**WRITTEN EXERCISE:** Every line of the records must be repeated exactly; pictures stay out.

**EXTRACTED MATERIAL:**

▼

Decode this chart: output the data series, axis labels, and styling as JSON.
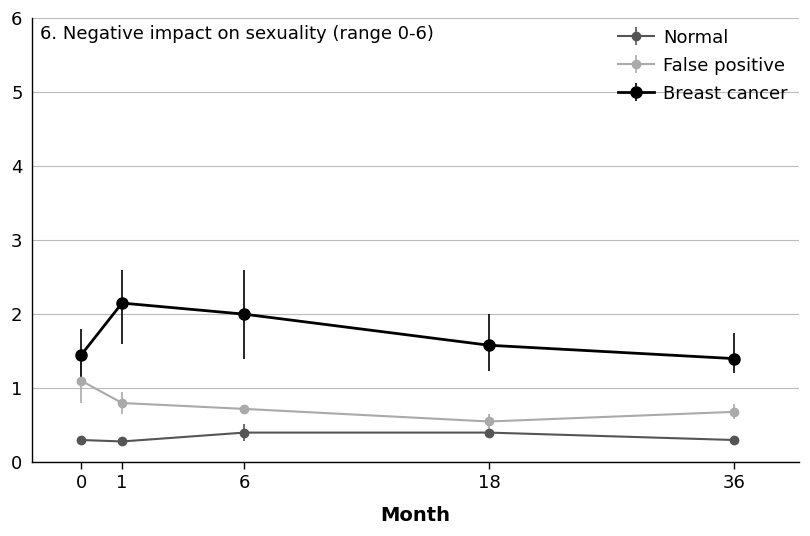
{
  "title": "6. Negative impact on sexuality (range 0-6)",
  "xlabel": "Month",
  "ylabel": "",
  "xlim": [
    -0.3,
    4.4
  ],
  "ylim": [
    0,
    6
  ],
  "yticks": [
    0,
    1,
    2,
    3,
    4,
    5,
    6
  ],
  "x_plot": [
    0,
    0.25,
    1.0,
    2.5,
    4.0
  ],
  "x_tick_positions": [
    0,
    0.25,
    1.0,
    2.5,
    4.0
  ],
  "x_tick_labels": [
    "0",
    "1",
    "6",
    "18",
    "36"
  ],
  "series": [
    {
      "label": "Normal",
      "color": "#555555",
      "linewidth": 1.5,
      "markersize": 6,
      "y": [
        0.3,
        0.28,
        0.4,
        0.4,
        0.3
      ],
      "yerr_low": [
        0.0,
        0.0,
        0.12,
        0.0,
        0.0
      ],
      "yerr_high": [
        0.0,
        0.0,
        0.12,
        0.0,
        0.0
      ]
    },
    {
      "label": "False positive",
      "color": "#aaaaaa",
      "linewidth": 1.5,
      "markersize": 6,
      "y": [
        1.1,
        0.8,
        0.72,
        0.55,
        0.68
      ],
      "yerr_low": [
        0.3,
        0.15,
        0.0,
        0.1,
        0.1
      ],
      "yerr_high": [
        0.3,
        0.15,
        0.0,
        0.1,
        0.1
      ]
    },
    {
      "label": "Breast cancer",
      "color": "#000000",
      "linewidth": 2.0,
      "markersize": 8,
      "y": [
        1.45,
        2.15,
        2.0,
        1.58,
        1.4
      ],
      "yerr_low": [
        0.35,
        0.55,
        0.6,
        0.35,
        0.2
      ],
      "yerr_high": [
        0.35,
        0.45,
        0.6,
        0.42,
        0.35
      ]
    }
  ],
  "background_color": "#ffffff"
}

▲

**PROBLEM SOLUTION:**
Decode this chart: output the data series, axis labels, and styling as JSON.
{
  "title": "6. Negative impact on sexuality (range 0-6)",
  "xlabel": "Month",
  "ylabel": "",
  "xlim": [
    -0.3,
    4.4
  ],
  "ylim": [
    0,
    6
  ],
  "yticks": [
    0,
    1,
    2,
    3,
    4,
    5,
    6
  ],
  "x_plot": [
    0,
    0.25,
    1.0,
    2.5,
    4.0
  ],
  "x_tick_positions": [
    0,
    0.25,
    1.0,
    2.5,
    4.0
  ],
  "x_tick_labels": [
    "0",
    "1",
    "6",
    "18",
    "36"
  ],
  "series": [
    {
      "label": "Normal",
      "color": "#555555",
      "linewidth": 1.5,
      "markersize": 6,
      "y": [
        0.3,
        0.28,
        0.4,
        0.4,
        0.3
      ],
      "yerr_low": [
        0.0,
        0.0,
        0.12,
        0.0,
        0.0
      ],
      "yerr_high": [
        0.0,
        0.0,
        0.12,
        0.0,
        0.0
      ]
    },
    {
      "label": "False positive",
      "color": "#aaaaaa",
      "linewidth": 1.5,
      "markersize": 6,
      "y": [
        1.1,
        0.8,
        0.72,
        0.55,
        0.68
      ],
      "yerr_low": [
        0.3,
        0.15,
        0.0,
        0.1,
        0.1
      ],
      "yerr_high": [
        0.3,
        0.15,
        0.0,
        0.1,
        0.1
      ]
    },
    {
      "label": "Breast cancer",
      "color": "#000000",
      "linewidth": 2.0,
      "markersize": 8,
      "y": [
        1.45,
        2.15,
        2.0,
        1.58,
        1.4
      ],
      "yerr_low": [
        0.35,
        0.55,
        0.6,
        0.35,
        0.2
      ],
      "yerr_high": [
        0.35,
        0.45,
        0.6,
        0.42,
        0.35
      ]
    }
  ],
  "background_color": "#ffffff"
}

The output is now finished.